* **Given exercise**:
What lines of the data hold the string "content"? Pull each one out.

** START OF Material provided **

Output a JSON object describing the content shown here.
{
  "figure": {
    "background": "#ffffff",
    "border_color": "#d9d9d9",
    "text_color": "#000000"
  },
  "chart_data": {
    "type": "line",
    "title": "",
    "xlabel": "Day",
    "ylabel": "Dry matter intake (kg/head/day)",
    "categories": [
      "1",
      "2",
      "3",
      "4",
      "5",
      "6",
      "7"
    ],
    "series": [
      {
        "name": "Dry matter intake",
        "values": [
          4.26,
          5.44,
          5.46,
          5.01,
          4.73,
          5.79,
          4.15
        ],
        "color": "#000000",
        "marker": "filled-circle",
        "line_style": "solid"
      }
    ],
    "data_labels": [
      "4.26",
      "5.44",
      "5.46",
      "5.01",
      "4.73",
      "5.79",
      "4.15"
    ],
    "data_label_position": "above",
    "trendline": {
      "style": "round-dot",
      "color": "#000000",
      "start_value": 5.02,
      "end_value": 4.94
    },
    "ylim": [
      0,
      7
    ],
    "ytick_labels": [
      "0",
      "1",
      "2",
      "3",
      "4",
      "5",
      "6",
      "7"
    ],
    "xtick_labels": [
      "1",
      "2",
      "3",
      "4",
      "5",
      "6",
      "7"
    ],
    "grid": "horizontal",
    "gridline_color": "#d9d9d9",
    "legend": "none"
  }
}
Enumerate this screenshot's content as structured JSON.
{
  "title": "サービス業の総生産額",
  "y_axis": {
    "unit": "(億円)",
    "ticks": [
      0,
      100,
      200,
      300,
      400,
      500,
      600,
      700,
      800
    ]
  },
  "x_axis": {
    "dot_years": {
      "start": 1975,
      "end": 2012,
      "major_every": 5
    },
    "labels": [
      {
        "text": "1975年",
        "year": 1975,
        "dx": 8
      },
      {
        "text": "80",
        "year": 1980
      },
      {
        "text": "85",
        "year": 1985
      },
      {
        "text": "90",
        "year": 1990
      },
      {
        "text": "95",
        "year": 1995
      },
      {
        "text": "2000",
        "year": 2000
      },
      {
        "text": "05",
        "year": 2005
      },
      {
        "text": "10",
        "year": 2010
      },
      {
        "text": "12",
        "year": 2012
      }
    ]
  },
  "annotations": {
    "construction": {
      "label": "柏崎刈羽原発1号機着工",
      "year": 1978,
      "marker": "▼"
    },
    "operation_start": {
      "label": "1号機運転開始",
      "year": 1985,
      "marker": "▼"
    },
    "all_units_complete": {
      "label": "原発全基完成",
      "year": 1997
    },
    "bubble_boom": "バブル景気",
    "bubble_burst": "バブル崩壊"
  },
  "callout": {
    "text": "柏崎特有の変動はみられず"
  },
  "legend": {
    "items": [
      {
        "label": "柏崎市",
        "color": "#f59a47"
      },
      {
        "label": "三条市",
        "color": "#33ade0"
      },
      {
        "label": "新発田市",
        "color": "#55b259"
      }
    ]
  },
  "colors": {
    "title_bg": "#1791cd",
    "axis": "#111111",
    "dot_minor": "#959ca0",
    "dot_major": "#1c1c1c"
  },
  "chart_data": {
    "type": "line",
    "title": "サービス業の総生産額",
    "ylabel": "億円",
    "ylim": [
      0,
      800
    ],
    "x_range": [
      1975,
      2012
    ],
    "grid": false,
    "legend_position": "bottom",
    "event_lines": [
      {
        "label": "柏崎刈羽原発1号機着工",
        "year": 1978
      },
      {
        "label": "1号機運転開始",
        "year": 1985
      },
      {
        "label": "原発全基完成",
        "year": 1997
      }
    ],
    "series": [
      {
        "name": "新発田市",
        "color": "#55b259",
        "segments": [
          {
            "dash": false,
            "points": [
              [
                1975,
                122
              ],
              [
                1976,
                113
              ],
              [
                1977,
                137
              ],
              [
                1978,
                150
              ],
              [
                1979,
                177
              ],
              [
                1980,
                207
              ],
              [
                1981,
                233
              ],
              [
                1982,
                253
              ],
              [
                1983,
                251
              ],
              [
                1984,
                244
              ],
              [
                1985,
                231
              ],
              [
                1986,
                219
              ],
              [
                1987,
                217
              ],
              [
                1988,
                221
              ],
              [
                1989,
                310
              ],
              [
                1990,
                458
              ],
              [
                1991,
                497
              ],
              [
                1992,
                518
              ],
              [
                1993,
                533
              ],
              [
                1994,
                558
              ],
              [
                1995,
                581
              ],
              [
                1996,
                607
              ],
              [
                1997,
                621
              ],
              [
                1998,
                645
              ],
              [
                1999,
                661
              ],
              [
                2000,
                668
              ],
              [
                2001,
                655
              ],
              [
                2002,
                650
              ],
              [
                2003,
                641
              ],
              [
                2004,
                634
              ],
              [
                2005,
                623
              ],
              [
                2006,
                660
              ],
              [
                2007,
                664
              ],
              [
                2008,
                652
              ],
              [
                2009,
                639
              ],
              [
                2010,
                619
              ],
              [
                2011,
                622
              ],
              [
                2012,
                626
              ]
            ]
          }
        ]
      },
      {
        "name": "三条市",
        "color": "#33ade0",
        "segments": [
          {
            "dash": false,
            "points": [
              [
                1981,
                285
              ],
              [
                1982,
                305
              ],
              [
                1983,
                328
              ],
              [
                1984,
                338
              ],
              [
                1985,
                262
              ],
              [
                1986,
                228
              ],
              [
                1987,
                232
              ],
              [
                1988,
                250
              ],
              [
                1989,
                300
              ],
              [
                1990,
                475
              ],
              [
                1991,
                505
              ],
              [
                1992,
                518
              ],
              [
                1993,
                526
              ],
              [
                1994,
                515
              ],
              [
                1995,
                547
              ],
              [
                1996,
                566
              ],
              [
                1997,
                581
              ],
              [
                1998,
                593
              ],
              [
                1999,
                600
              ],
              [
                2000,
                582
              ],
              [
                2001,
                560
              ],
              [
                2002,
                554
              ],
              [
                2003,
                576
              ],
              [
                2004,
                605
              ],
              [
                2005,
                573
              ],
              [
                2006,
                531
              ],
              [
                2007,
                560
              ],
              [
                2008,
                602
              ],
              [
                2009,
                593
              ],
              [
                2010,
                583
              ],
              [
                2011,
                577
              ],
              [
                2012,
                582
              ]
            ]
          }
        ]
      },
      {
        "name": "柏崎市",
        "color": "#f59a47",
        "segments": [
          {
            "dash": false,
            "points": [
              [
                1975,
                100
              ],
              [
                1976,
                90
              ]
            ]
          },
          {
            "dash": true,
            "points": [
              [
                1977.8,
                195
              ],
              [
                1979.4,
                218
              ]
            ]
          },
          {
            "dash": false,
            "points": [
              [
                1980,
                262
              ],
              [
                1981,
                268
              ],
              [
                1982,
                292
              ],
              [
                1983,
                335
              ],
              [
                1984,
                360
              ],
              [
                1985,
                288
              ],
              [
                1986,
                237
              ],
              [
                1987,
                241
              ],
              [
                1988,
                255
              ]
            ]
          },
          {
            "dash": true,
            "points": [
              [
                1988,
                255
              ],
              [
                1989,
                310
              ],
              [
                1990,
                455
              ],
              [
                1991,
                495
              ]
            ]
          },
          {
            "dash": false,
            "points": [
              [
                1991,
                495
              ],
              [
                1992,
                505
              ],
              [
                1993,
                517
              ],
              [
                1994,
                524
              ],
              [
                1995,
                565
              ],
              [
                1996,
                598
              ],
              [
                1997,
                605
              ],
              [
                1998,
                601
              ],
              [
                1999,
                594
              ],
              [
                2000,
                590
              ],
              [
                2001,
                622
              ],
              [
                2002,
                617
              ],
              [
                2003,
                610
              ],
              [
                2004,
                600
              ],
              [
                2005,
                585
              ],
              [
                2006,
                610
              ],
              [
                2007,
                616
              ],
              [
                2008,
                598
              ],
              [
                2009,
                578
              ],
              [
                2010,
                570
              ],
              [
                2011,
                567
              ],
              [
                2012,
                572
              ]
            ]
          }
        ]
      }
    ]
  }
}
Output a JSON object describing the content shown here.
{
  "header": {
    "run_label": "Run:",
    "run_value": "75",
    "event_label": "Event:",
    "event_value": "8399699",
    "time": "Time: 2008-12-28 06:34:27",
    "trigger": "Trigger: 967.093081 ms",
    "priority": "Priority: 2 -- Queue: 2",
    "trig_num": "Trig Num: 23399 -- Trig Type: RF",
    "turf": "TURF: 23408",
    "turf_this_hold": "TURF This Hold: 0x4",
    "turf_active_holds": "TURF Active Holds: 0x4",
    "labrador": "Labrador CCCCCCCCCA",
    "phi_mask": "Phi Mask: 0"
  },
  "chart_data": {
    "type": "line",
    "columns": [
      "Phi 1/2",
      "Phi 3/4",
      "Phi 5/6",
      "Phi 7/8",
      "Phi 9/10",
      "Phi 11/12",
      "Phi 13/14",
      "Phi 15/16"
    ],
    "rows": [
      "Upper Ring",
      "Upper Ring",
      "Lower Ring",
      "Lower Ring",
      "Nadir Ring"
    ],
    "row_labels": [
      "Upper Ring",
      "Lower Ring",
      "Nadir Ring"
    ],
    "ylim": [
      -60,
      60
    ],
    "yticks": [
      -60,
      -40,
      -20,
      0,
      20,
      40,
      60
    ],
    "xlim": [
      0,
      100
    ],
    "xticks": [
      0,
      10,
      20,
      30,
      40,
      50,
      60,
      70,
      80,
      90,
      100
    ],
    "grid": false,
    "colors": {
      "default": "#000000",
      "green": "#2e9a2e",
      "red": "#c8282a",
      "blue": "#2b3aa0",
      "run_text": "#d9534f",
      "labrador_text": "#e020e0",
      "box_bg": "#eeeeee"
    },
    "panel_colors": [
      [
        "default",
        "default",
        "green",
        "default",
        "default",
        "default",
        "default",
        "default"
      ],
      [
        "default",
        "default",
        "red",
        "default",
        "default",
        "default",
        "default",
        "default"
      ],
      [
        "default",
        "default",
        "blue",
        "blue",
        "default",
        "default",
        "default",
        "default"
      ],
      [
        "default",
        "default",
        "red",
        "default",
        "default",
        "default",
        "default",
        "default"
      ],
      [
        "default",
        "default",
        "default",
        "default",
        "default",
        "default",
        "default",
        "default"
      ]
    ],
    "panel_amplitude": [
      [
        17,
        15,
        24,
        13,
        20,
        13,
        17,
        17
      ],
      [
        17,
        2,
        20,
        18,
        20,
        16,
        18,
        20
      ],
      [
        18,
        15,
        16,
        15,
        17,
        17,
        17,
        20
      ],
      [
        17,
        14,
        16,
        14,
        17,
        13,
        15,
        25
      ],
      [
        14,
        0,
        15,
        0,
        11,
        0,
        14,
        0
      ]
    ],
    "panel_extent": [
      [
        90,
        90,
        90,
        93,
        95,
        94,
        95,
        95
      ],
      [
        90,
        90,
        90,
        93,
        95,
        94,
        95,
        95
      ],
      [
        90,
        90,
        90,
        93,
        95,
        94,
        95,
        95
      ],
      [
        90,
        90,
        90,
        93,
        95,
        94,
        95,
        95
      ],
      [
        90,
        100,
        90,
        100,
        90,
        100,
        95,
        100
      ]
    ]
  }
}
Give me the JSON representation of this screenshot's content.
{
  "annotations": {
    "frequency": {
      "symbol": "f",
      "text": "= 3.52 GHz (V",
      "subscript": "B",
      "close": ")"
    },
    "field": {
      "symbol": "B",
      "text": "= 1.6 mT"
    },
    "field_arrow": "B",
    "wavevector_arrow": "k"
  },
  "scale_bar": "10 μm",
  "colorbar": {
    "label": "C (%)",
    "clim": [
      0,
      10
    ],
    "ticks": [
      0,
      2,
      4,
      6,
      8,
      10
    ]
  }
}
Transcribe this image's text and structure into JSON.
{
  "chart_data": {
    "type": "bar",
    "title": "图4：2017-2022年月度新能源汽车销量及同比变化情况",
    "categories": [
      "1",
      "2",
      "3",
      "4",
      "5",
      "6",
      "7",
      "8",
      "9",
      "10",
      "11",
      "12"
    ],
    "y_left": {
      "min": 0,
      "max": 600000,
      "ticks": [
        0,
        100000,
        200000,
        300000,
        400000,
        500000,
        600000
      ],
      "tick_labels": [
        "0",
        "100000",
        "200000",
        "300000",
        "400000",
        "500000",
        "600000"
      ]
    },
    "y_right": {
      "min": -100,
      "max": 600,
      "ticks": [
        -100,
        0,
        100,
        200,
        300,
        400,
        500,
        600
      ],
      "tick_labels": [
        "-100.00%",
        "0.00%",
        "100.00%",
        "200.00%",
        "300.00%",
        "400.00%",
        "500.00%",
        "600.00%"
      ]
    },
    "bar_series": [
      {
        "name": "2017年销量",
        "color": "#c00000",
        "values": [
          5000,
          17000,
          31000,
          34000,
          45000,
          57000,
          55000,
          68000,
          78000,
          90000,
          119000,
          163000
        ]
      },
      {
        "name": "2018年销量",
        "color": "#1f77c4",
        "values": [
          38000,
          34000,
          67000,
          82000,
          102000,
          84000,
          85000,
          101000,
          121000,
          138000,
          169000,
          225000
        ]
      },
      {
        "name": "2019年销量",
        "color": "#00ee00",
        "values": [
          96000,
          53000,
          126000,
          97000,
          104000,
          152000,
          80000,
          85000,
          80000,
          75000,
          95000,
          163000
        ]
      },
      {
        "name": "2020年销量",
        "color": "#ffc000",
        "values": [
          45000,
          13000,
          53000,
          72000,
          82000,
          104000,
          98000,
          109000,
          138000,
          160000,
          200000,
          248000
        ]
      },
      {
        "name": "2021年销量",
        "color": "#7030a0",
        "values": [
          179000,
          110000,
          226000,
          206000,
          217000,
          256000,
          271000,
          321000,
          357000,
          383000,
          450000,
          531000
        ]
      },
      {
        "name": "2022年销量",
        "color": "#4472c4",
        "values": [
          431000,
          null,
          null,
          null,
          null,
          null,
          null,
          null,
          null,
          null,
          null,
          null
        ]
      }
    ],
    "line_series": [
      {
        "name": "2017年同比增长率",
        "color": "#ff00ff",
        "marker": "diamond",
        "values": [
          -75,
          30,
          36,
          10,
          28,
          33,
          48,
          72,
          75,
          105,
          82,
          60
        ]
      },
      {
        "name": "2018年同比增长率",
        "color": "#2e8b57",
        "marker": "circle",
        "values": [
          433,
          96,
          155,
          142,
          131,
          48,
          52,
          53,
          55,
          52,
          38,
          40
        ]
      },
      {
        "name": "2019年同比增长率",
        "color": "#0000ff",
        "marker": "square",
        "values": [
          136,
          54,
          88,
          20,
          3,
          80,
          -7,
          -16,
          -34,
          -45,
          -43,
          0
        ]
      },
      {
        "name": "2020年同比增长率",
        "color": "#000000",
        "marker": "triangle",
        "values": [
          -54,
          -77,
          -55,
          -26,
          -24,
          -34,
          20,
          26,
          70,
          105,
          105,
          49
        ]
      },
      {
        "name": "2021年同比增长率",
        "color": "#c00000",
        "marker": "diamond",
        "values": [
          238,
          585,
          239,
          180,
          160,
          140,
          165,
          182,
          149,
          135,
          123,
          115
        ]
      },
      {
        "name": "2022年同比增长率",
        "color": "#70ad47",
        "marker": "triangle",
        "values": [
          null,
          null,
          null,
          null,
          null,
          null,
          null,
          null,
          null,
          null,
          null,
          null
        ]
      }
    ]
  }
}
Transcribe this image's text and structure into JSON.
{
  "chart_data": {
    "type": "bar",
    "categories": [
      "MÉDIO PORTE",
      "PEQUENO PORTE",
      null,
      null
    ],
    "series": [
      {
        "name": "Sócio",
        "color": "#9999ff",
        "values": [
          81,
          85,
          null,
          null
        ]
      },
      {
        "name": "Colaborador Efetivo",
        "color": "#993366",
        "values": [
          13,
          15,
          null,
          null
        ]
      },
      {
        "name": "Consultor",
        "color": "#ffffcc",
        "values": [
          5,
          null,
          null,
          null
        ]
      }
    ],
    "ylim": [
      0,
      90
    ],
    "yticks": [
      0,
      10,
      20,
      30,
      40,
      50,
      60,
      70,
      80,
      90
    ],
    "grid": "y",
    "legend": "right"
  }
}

** END OF Material provided **

* **Problem solution**:
Output a JSON object describing the content shown here.
Enumerate this screenshot's content as structured JSON.
Output a JSON object describing the content shown here.
Give me the JSON representation of this screenshot's content.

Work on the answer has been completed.